### WHAT THE TASK ASKS
Bring together all lines from the listing below that contain the string "JSON".
══════
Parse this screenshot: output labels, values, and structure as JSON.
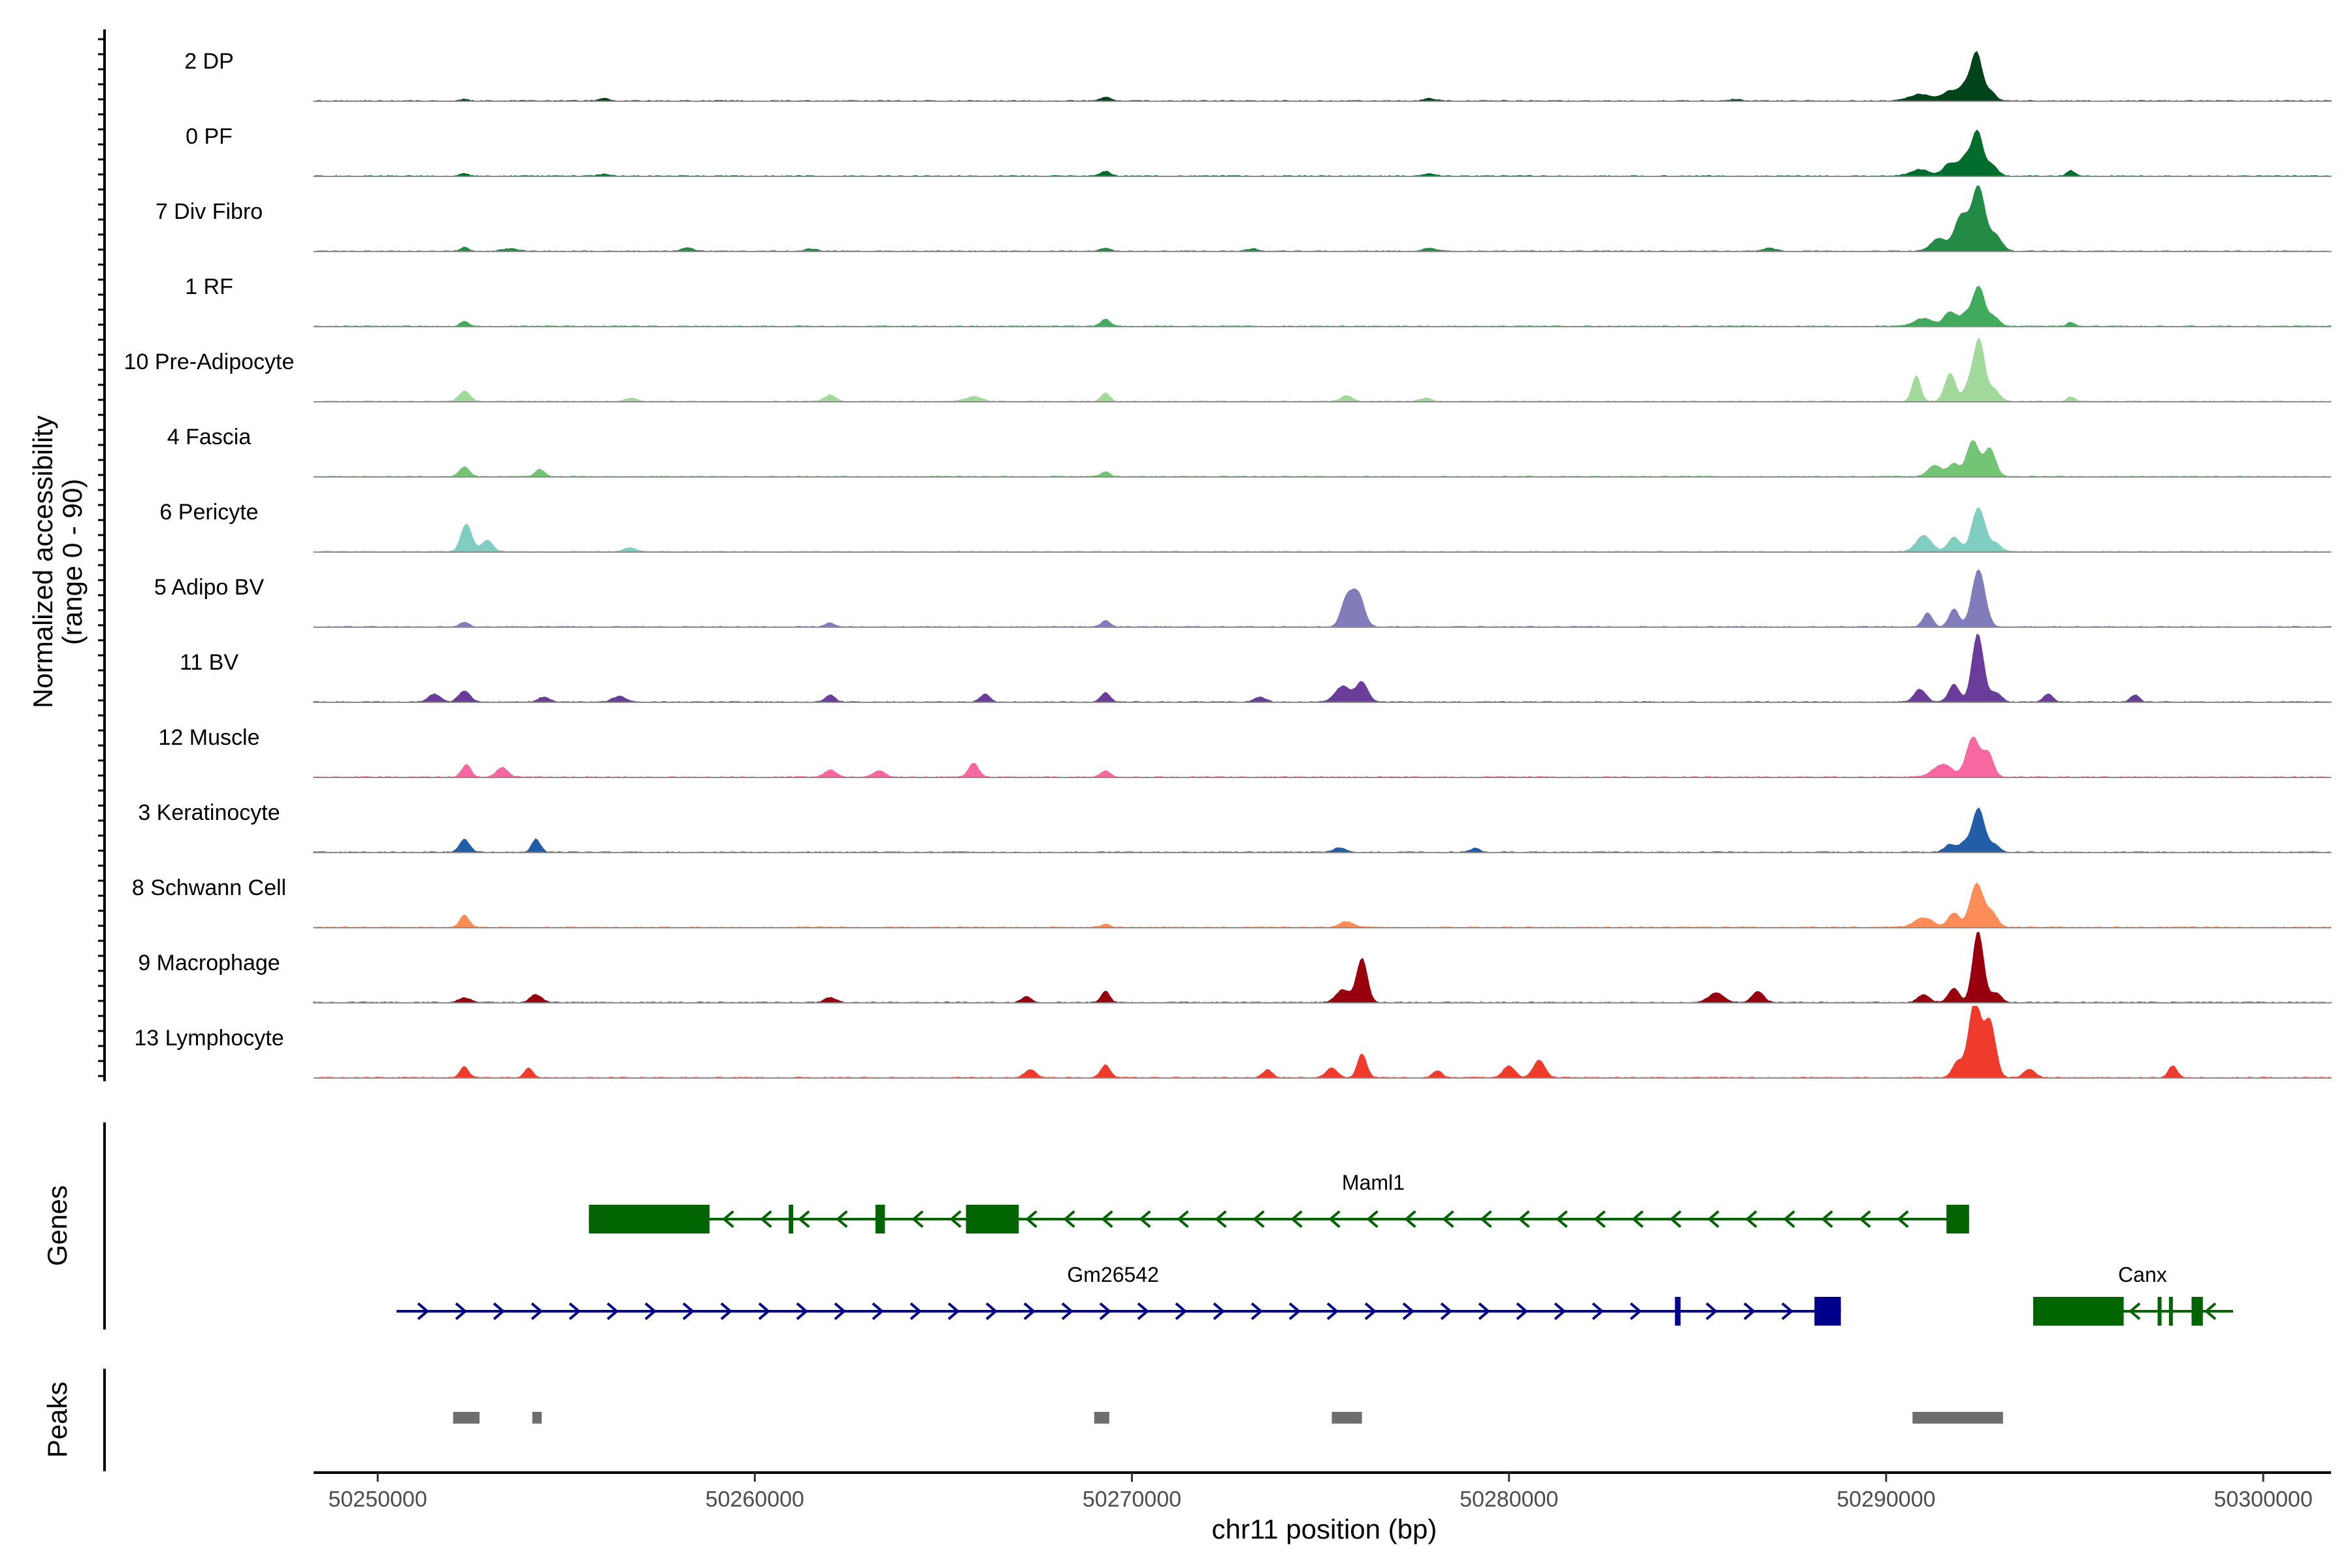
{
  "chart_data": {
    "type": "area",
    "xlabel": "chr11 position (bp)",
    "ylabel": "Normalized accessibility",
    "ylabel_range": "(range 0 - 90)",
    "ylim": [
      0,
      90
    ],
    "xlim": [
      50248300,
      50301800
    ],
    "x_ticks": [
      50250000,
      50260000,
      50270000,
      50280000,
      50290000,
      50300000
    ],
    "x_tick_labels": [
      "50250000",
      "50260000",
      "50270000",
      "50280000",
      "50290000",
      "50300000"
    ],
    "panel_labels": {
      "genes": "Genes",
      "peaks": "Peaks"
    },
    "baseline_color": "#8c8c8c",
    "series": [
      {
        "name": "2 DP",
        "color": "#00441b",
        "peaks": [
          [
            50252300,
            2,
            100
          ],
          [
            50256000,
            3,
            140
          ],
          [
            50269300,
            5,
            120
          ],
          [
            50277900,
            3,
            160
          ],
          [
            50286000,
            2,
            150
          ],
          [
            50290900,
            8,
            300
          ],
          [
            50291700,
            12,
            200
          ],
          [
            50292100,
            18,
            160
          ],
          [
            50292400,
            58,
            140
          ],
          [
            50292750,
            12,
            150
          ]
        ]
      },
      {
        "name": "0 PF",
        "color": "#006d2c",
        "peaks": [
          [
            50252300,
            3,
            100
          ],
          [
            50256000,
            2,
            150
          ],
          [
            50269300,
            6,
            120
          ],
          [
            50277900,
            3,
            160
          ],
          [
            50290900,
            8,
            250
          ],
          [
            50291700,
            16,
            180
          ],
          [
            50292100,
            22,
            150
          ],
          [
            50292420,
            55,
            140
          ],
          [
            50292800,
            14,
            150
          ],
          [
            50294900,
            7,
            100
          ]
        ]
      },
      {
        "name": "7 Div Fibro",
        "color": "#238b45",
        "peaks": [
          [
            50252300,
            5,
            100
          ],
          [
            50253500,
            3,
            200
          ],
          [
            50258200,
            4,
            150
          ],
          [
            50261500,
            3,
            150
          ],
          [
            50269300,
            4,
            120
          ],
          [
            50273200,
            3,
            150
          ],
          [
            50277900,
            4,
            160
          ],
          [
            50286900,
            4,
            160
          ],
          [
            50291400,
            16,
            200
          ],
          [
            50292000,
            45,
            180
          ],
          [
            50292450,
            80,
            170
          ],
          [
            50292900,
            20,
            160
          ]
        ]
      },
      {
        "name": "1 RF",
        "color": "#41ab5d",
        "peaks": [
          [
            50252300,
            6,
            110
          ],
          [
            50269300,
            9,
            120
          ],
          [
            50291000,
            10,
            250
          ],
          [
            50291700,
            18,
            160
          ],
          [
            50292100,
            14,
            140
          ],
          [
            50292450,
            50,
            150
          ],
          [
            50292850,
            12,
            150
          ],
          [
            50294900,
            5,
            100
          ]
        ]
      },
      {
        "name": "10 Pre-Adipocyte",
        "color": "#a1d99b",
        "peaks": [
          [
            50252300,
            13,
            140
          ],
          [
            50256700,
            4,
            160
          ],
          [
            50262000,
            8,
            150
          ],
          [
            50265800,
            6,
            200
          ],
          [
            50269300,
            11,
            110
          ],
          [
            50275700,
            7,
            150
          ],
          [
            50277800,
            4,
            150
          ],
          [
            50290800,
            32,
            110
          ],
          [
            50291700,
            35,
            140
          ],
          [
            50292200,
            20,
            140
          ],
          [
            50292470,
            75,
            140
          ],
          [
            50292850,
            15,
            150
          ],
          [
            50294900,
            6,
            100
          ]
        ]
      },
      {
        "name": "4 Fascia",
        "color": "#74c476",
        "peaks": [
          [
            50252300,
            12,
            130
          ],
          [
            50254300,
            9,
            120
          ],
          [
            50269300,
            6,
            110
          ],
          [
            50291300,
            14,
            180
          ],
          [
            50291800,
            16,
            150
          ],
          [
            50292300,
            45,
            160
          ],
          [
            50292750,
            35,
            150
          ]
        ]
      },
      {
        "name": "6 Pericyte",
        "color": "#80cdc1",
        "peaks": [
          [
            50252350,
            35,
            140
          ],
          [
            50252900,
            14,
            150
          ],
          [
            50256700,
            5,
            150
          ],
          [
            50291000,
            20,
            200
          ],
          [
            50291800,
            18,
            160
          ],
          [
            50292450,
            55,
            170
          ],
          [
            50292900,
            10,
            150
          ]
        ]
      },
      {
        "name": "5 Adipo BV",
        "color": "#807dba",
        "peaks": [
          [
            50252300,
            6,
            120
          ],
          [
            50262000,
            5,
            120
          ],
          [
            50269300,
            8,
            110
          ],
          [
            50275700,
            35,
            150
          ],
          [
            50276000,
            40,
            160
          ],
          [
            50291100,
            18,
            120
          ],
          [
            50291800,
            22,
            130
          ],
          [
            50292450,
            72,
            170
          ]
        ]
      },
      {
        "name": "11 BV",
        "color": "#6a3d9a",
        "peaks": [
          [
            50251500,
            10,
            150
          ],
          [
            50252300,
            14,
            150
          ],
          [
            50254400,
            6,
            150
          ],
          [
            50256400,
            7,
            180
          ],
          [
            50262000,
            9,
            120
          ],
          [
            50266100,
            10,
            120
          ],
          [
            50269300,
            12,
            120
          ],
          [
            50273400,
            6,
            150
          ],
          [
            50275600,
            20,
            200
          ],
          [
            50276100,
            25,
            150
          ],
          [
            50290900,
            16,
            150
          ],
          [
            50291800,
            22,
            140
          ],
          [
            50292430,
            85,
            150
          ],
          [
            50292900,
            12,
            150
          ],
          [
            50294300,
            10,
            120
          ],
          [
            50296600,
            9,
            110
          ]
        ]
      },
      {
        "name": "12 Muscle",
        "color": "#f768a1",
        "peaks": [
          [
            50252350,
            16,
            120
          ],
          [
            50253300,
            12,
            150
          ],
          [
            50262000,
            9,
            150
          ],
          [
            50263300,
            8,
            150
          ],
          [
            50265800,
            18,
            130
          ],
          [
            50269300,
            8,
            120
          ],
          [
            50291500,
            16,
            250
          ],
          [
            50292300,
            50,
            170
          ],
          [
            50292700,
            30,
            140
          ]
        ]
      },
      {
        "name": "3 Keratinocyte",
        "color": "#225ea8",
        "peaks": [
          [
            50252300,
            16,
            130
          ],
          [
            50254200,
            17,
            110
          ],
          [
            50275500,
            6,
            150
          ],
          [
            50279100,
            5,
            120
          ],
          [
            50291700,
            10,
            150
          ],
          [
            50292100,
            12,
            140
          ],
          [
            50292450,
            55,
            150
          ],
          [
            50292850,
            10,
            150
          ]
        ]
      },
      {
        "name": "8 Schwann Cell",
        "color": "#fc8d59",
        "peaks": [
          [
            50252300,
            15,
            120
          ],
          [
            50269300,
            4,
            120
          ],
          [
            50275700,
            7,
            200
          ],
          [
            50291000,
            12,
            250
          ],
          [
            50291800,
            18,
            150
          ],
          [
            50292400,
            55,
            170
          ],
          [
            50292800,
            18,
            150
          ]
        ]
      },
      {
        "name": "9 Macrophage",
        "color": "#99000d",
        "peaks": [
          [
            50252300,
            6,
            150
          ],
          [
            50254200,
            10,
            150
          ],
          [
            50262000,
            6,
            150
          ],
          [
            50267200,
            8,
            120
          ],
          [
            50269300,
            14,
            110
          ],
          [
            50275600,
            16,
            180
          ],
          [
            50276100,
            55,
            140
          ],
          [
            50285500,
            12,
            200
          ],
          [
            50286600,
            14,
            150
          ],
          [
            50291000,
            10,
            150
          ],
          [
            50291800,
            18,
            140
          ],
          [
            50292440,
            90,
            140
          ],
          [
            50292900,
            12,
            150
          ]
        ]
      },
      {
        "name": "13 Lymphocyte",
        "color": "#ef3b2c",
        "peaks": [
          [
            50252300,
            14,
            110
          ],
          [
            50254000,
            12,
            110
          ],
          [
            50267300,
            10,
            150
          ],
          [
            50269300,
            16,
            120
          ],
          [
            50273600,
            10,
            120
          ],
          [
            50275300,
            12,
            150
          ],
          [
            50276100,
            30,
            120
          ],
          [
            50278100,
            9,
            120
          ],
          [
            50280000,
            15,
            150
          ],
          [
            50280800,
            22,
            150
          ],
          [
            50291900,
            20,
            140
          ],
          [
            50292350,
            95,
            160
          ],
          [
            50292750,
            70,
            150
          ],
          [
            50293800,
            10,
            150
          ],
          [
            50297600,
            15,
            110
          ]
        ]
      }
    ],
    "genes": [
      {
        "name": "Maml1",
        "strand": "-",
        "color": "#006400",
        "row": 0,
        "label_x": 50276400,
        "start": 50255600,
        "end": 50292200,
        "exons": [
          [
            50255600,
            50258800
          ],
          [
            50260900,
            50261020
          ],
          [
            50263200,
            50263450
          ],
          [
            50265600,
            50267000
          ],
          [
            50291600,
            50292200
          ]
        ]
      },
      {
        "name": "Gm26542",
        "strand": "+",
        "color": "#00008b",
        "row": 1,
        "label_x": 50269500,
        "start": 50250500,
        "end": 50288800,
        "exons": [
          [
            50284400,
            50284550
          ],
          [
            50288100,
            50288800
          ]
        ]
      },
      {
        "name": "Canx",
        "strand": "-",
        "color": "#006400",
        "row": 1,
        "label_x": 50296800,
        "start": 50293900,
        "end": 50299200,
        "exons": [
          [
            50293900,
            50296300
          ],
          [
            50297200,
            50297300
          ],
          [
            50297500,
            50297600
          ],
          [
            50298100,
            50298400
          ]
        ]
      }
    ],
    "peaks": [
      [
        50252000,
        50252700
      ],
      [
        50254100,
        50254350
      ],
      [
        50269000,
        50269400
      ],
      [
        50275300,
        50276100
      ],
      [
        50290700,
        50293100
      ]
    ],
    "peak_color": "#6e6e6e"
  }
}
══════
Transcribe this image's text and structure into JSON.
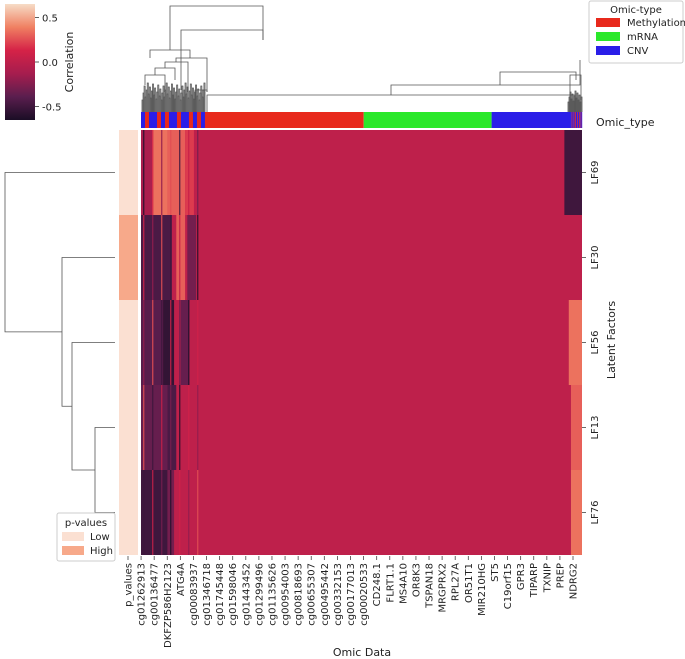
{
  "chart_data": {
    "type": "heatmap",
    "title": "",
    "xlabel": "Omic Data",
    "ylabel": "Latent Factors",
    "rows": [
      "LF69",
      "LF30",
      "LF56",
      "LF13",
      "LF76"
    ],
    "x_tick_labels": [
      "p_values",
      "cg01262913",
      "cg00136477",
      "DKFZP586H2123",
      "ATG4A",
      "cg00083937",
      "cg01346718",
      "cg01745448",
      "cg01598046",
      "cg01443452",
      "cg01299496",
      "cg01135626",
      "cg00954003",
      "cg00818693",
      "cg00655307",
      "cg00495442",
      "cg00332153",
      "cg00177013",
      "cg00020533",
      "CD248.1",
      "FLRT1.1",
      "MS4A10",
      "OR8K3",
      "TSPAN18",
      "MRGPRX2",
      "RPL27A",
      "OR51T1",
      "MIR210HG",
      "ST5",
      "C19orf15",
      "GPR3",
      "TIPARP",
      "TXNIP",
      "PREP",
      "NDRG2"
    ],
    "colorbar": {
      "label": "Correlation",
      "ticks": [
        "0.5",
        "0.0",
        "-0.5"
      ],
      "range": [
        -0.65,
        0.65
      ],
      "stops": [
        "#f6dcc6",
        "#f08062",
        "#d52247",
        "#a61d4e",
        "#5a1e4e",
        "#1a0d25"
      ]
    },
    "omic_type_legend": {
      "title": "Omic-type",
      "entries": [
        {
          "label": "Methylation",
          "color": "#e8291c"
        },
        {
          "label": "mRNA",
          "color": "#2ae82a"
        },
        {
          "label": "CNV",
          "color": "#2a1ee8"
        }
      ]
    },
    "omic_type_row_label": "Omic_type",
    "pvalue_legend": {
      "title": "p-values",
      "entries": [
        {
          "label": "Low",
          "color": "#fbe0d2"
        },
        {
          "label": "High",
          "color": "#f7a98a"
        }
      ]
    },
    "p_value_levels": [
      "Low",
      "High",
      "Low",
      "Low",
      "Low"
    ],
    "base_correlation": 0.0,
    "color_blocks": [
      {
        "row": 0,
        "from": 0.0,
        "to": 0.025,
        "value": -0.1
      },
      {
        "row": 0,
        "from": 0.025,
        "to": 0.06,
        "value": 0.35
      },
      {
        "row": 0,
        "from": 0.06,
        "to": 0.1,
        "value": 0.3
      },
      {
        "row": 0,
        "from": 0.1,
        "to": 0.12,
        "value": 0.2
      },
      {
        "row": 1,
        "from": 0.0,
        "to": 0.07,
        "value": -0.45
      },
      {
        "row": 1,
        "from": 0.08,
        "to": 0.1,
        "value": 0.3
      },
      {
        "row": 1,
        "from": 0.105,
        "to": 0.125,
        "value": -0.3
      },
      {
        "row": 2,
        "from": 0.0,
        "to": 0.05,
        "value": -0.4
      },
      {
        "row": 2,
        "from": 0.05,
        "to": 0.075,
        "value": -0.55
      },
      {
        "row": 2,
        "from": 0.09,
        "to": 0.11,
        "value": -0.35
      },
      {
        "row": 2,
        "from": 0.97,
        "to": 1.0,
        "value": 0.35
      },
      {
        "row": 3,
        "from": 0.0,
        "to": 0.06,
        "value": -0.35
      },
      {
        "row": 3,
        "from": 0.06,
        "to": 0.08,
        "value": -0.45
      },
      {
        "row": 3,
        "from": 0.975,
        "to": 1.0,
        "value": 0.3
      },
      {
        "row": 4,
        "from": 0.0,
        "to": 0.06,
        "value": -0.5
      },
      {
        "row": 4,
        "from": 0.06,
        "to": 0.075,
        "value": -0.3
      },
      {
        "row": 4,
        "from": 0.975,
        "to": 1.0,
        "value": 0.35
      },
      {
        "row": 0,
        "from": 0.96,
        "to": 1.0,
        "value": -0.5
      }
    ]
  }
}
══════
### EXERCISE RESPONSE
Parse this screenshot: output labels, values, and structure as JSON.
Transcribe this image's text and structure into JSON.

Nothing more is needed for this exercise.